## Your objective
Copy all lines of the listing that include the string "name".

## Data extract
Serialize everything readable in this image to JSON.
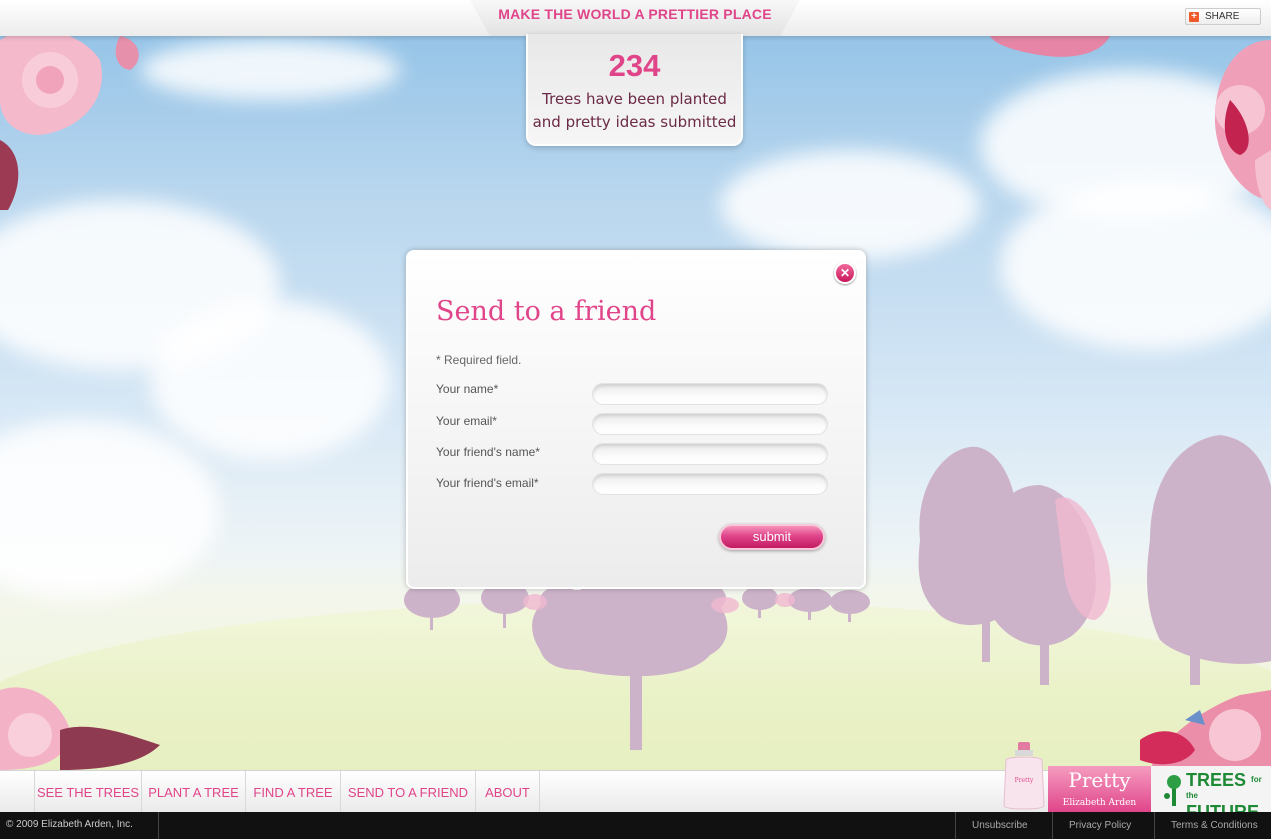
{
  "header": {
    "title": "MAKE THE WORLD A PRETTIER PLACE",
    "share_label": "SHARE",
    "share_icon": "plus-icon"
  },
  "counter": {
    "number": "234",
    "line1": "Trees have been planted",
    "line2": "and pretty ideas submitted"
  },
  "modal": {
    "title": "Send to a friend",
    "required_note": "* Required field.",
    "close_icon": "close-icon",
    "fields": [
      {
        "label": "Your name*",
        "value": ""
      },
      {
        "label": "Your email*",
        "value": ""
      },
      {
        "label": "Your friend's name*",
        "value": ""
      },
      {
        "label": "Your friend's email*",
        "value": ""
      }
    ],
    "submit_label": "submit"
  },
  "nav": {
    "items": [
      "SEE THE TREES",
      "PLANT A TREE",
      "FIND A TREE",
      "SEND TO A FRIEND",
      "ABOUT"
    ]
  },
  "brand": {
    "product": "Pretty",
    "maker": "Elizabeth Arden",
    "bottle_label": "Pretty",
    "partner_main": "TREES",
    "partner_small": "for the",
    "partner_bottom": "FUTURE"
  },
  "footer": {
    "copyright": "© 2009 Elizabeth Arden, Inc.",
    "links": [
      "Unsubscribe",
      "Privacy Policy",
      "Terms & Conditions"
    ]
  },
  "colors": {
    "accent_pink": "#e0458a",
    "dark_maroon": "#6b2a45",
    "tree_mauve": "#c9afc6",
    "partner_green": "#1f8a35"
  }
}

## Written answer
        "label": "Your name*",
        "label": "Your friend's name*",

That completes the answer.